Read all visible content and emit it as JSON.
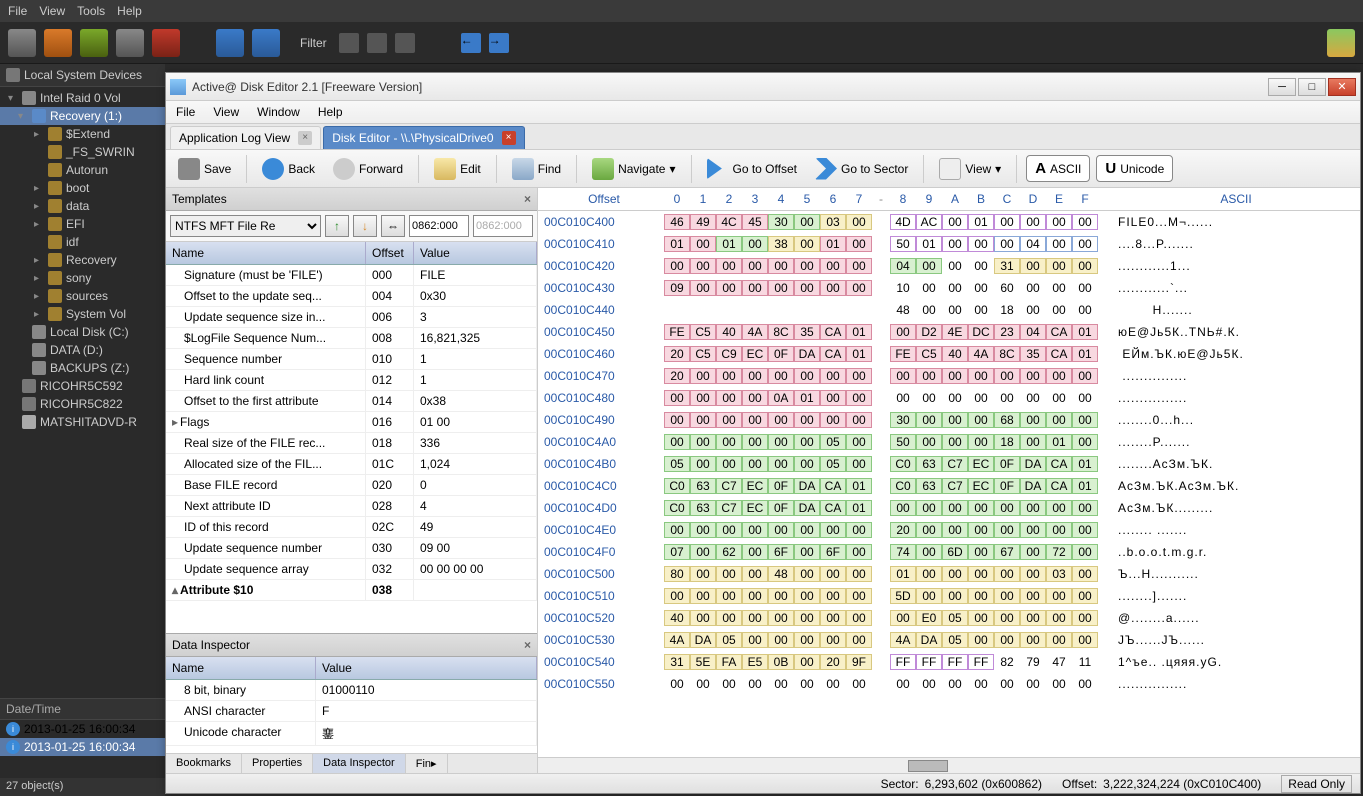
{
  "outer_menu": [
    "File",
    "View",
    "Tools",
    "Help"
  ],
  "filter_label": "Filter",
  "left_header": "Local System Devices",
  "tree": [
    {
      "level": 0,
      "icon": "drive",
      "label": "Intel   Raid 0 Vol",
      "exp": "▾"
    },
    {
      "level": 1,
      "icon": "partition",
      "label": "Recovery (1:)",
      "exp": "▾",
      "selected": true
    },
    {
      "level": 2,
      "icon": "folder",
      "label": "$Extend",
      "exp": "▸"
    },
    {
      "level": 2,
      "icon": "folder",
      "label": "_FS_SWRIN",
      "exp": ""
    },
    {
      "level": 2,
      "icon": "folder",
      "label": "Autorun",
      "exp": ""
    },
    {
      "level": 2,
      "icon": "folder",
      "label": "boot",
      "exp": "▸"
    },
    {
      "level": 2,
      "icon": "folder",
      "label": "data",
      "exp": "▸"
    },
    {
      "level": 2,
      "icon": "folder",
      "label": "EFI",
      "exp": "▸"
    },
    {
      "level": 2,
      "icon": "folder",
      "label": "idf",
      "exp": ""
    },
    {
      "level": 2,
      "icon": "folder",
      "label": "Recovery",
      "exp": "▸"
    },
    {
      "level": 2,
      "icon": "folder",
      "label": "sony",
      "exp": "▸"
    },
    {
      "level": 2,
      "icon": "folder",
      "label": "sources",
      "exp": "▸"
    },
    {
      "level": 2,
      "icon": "folder",
      "label": "System Vol",
      "exp": "▸"
    },
    {
      "level": 1,
      "icon": "drive",
      "label": "Local Disk (C:)",
      "exp": ""
    },
    {
      "level": 1,
      "icon": "drive",
      "label": "DATA (D:)",
      "exp": ""
    },
    {
      "level": 1,
      "icon": "drive",
      "label": "BACKUPS (Z:)",
      "exp": ""
    },
    {
      "level": 0,
      "icon": "device",
      "label": "RICOHR5C592",
      "exp": ""
    },
    {
      "level": 0,
      "icon": "device",
      "label": "RICOHR5C822",
      "exp": ""
    },
    {
      "level": 0,
      "icon": "cd",
      "label": "MATSHITADVD-R",
      "exp": ""
    }
  ],
  "datetime_header": "Date/Time",
  "datetime_rows": [
    "2013-01-25 16:00:34",
    "2013-01-25 16:00:34"
  ],
  "outer_status": "27 object(s)",
  "inner_title": "Active@ Disk Editor 2.1 [Freeware Version]",
  "inner_menu": [
    "File",
    "View",
    "Window",
    "Help"
  ],
  "inner_tabs": [
    {
      "label": "Application Log View",
      "active": false,
      "closable": true
    },
    {
      "label": "Disk Editor - \\\\.\\PhysicalDrive0",
      "active": true,
      "closable": true
    }
  ],
  "toolbar": {
    "save": "Save",
    "back": "Back",
    "forward": "Forward",
    "edit": "Edit",
    "find": "Find",
    "navigate": "Navigate",
    "goto_offset": "Go to Offset",
    "goto_sector": "Go to Sector",
    "view": "View",
    "ascii": "ASCII",
    "unicode": "Unicode"
  },
  "templates_title": "Templates",
  "template_select": "NTFS MFT File Re",
  "offset1": "0862:000",
  "offset2": "0862:000",
  "templates_cols": {
    "name": "Name",
    "offset": "Offset",
    "value": "Value"
  },
  "template_rows": [
    {
      "name": "Signature (must be 'FILE')",
      "offset": "000",
      "value": "FILE",
      "indent": true
    },
    {
      "name": "Offset to the update seq...",
      "offset": "004",
      "value": "0x30",
      "indent": true
    },
    {
      "name": "Update sequence size in...",
      "offset": "006",
      "value": "3",
      "indent": true
    },
    {
      "name": "$LogFile Sequence Num...",
      "offset": "008",
      "value": "16,821,325",
      "indent": true
    },
    {
      "name": "Sequence number",
      "offset": "010",
      "value": "1",
      "indent": true
    },
    {
      "name": "Hard link count",
      "offset": "012",
      "value": "1",
      "indent": true
    },
    {
      "name": "Offset to the first attribute",
      "offset": "014",
      "value": "0x38",
      "indent": true
    },
    {
      "name": "Flags",
      "offset": "016",
      "value": "01 00",
      "indent": false,
      "exp": "▸"
    },
    {
      "name": "Real size of the FILE rec...",
      "offset": "018",
      "value": "336",
      "indent": true
    },
    {
      "name": "Allocated size of the FIL...",
      "offset": "01C",
      "value": "1,024",
      "indent": true
    },
    {
      "name": "Base FILE record",
      "offset": "020",
      "value": "0",
      "indent": true
    },
    {
      "name": "Next attribute ID",
      "offset": "028",
      "value": "4",
      "indent": true
    },
    {
      "name": "ID of this record",
      "offset": "02C",
      "value": "49",
      "indent": true
    },
    {
      "name": "Update sequence number",
      "offset": "030",
      "value": "09 00",
      "indent": true
    },
    {
      "name": "Update sequence array",
      "offset": "032",
      "value": "00 00 00 00",
      "indent": true
    },
    {
      "name": "Attribute $10",
      "offset": "038",
      "value": "",
      "bold": true,
      "exp": "▴"
    }
  ],
  "inspector_title": "Data Inspector",
  "inspector_cols": {
    "name": "Name",
    "value": "Value"
  },
  "inspector_rows": [
    {
      "name": "8 bit, binary",
      "value": "01000110"
    },
    {
      "name": "ANSI character",
      "value": "F"
    },
    {
      "name": "Unicode character",
      "value": "䥆"
    }
  ],
  "inspector_tabs": [
    "Bookmarks",
    "Properties",
    "Data Inspector",
    "Fin▸"
  ],
  "inspector_active_tab": 2,
  "hex_header": {
    "offset": "Offset",
    "cols": [
      "0",
      "1",
      "2",
      "3",
      "4",
      "5",
      "6",
      "7",
      "-",
      "8",
      "9",
      "A",
      "B",
      "C",
      "D",
      "E",
      "F"
    ],
    "ascii": "ASCII"
  },
  "hex_rows": [
    {
      "addr": "00C010C400",
      "b": [
        "46",
        "49",
        "4C",
        "45",
        "30",
        "00",
        "03",
        "00",
        "4D",
        "AC",
        "00",
        "01",
        "00",
        "00",
        "00",
        "00"
      ],
      "asc": "FILE0...M¬......",
      "hl": [
        [
          0,
          3,
          "pink"
        ],
        [
          4,
          5,
          "green"
        ],
        [
          6,
          7,
          "yellow"
        ],
        [
          8,
          15,
          "purple"
        ]
      ]
    },
    {
      "addr": "00C010C410",
      "b": [
        "01",
        "00",
        "01",
        "00",
        "38",
        "00",
        "01",
        "00",
        "50",
        "01",
        "00",
        "00",
        "00",
        "04",
        "00",
        "00"
      ],
      "asc": "....8...P.......",
      "hl": [
        [
          0,
          1,
          "pink"
        ],
        [
          2,
          3,
          "green"
        ],
        [
          4,
          5,
          "yellow"
        ],
        [
          6,
          7,
          "pink"
        ],
        [
          8,
          11,
          "purple"
        ],
        [
          12,
          15,
          "blue"
        ]
      ]
    },
    {
      "addr": "00C010C420",
      "b": [
        "00",
        "00",
        "00",
        "00",
        "00",
        "00",
        "00",
        "00",
        "04",
        "00",
        "00",
        "00",
        "31",
        "00",
        "00",
        "00"
      ],
      "asc": "............1...",
      "hl": [
        [
          0,
          7,
          "pink"
        ],
        [
          8,
          9,
          "green"
        ],
        [
          12,
          15,
          "yellow"
        ]
      ]
    },
    {
      "addr": "00C010C430",
      "b": [
        "09",
        "00",
        "00",
        "00",
        "00",
        "00",
        "00",
        "00",
        "10",
        "00",
        "00",
        "00",
        "60",
        "00",
        "00",
        "00"
      ],
      "asc": "............`...",
      "hl": [
        [
          0,
          1,
          "pink"
        ],
        [
          2,
          7,
          "pink"
        ]
      ]
    },
    {
      "addr": "00C010C440",
      "b": [
        "",
        "",
        "",
        "",
        "",
        "",
        "",
        "",
        "48",
        "00",
        "00",
        "00",
        "18",
        "00",
        "00",
        "00"
      ],
      "asc": "        H......."
    },
    {
      "addr": "00C010C450",
      "b": [
        "FE",
        "C5",
        "40",
        "4A",
        "8C",
        "35",
        "CA",
        "01",
        "00",
        "D2",
        "4E",
        "DC",
        "23",
        "04",
        "CA",
        "01"
      ],
      "asc": "юЕ@Jь5К..ТNЬ#.К.",
      "hl": [
        [
          0,
          15,
          "pink"
        ]
      ]
    },
    {
      "addr": "00C010C460",
      "b": [
        "20",
        "C5",
        "C9",
        "EC",
        "0F",
        "DA",
        "CA",
        "01",
        "FE",
        "C5",
        "40",
        "4A",
        "8C",
        "35",
        "CA",
        "01"
      ],
      "asc": " ЕЙм.ЪК.юЕ@Jь5К.",
      "hl": [
        [
          0,
          15,
          "pink"
        ]
      ]
    },
    {
      "addr": "00C010C470",
      "b": [
        "20",
        "00",
        "00",
        "00",
        "00",
        "00",
        "00",
        "00",
        "00",
        "00",
        "00",
        "00",
        "00",
        "00",
        "00",
        "00"
      ],
      "asc": " ...............",
      "hl": [
        [
          0,
          15,
          "pink"
        ]
      ]
    },
    {
      "addr": "00C010C480",
      "b": [
        "00",
        "00",
        "00",
        "00",
        "0A",
        "01",
        "00",
        "00",
        "00",
        "00",
        "00",
        "00",
        "00",
        "00",
        "00",
        "00"
      ],
      "asc": "................",
      "hl": [
        [
          0,
          7,
          "pink"
        ]
      ]
    },
    {
      "addr": "00C010C490",
      "b": [
        "00",
        "00",
        "00",
        "00",
        "00",
        "00",
        "00",
        "00",
        "30",
        "00",
        "00",
        "00",
        "68",
        "00",
        "00",
        "00"
      ],
      "asc": "........0...h...",
      "hl": [
        [
          0,
          7,
          "pink"
        ],
        [
          8,
          15,
          "green"
        ]
      ]
    },
    {
      "addr": "00C010C4A0",
      "b": [
        "00",
        "00",
        "00",
        "00",
        "00",
        "00",
        "05",
        "00",
        "50",
        "00",
        "00",
        "00",
        "18",
        "00",
        "01",
        "00"
      ],
      "asc": "........P.......",
      "hl": [
        [
          0,
          15,
          "green"
        ]
      ]
    },
    {
      "addr": "00C010C4B0",
      "b": [
        "05",
        "00",
        "00",
        "00",
        "00",
        "00",
        "05",
        "00",
        "C0",
        "63",
        "C7",
        "EC",
        "0F",
        "DA",
        "CA",
        "01"
      ],
      "asc": "........АсЗм.ЪК.",
      "hl": [
        [
          0,
          15,
          "green"
        ]
      ]
    },
    {
      "addr": "00C010C4C0",
      "b": [
        "C0",
        "63",
        "C7",
        "EC",
        "0F",
        "DA",
        "CA",
        "01",
        "C0",
        "63",
        "C7",
        "EC",
        "0F",
        "DA",
        "CA",
        "01"
      ],
      "asc": "АсЗм.ЪК.АсЗм.ЪК.",
      "hl": [
        [
          0,
          15,
          "green"
        ]
      ]
    },
    {
      "addr": "00C010C4D0",
      "b": [
        "C0",
        "63",
        "C7",
        "EC",
        "0F",
        "DA",
        "CA",
        "01",
        "00",
        "00",
        "00",
        "00",
        "00",
        "00",
        "00",
        "00"
      ],
      "asc": "АсЗм.ЪК.........",
      "hl": [
        [
          0,
          15,
          "green"
        ]
      ]
    },
    {
      "addr": "00C010C4E0",
      "b": [
        "00",
        "00",
        "00",
        "00",
        "00",
        "00",
        "00",
        "00",
        "20",
        "00",
        "00",
        "00",
        "00",
        "00",
        "00",
        "00"
      ],
      "asc": "........ .......",
      "hl": [
        [
          0,
          15,
          "green"
        ]
      ]
    },
    {
      "addr": "00C010C4F0",
      "b": [
        "07",
        "00",
        "62",
        "00",
        "6F",
        "00",
        "6F",
        "00",
        "74",
        "00",
        "6D",
        "00",
        "67",
        "00",
        "72",
        "00"
      ],
      "asc": "..b.o.o.t.m.g.r.",
      "hl": [
        [
          0,
          15,
          "green"
        ]
      ]
    },
    {
      "addr": "00C010C500",
      "b": [
        "80",
        "00",
        "00",
        "00",
        "48",
        "00",
        "00",
        "00",
        "01",
        "00",
        "00",
        "00",
        "00",
        "00",
        "03",
        "00"
      ],
      "asc": "Ъ...H...........",
      "hl": [
        [
          0,
          15,
          "yellow"
        ]
      ]
    },
    {
      "addr": "00C010C510",
      "b": [
        "00",
        "00",
        "00",
        "00",
        "00",
        "00",
        "00",
        "00",
        "5D",
        "00",
        "00",
        "00",
        "00",
        "00",
        "00",
        "00"
      ],
      "asc": "........].......",
      "hl": [
        [
          0,
          15,
          "yellow"
        ]
      ]
    },
    {
      "addr": "00C010C520",
      "b": [
        "40",
        "00",
        "00",
        "00",
        "00",
        "00",
        "00",
        "00",
        "00",
        "E0",
        "05",
        "00",
        "00",
        "00",
        "00",
        "00"
      ],
      "asc": "@........а......",
      "hl": [
        [
          0,
          15,
          "yellow"
        ]
      ]
    },
    {
      "addr": "00C010C530",
      "b": [
        "4A",
        "DA",
        "05",
        "00",
        "00",
        "00",
        "00",
        "00",
        "4A",
        "DA",
        "05",
        "00",
        "00",
        "00",
        "00",
        "00"
      ],
      "asc": "JЪ......JЪ......",
      "hl": [
        [
          0,
          15,
          "yellow"
        ]
      ]
    },
    {
      "addr": "00C010C540",
      "b": [
        "31",
        "5E",
        "FA",
        "E5",
        "0B",
        "00",
        "20",
        "9F",
        "FF",
        "FF",
        "FF",
        "FF",
        "82",
        "79",
        "47",
        "11"
      ],
      "asc": "1^ъе.. .цяяя.yG.",
      "hl": [
        [
          0,
          7,
          "yellow"
        ],
        [
          8,
          11,
          "purple"
        ]
      ]
    },
    {
      "addr": "00C010C550",
      "b": [
        "00",
        "00",
        "00",
        "00",
        "00",
        "00",
        "00",
        "00",
        "00",
        "00",
        "00",
        "00",
        "00",
        "00",
        "00",
        "00"
      ],
      "asc": "................"
    }
  ],
  "status": {
    "sector_label": "Sector:",
    "sector_val": "6,293,602 (0x600862)",
    "offset_label": "Offset:",
    "offset_val": "3,222,324,224 (0xC010C400)",
    "readonly": "Read Only"
  }
}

_Written problem_
Find out how many lines in the listing contain the string "View". Give the number alone.

_Result_
4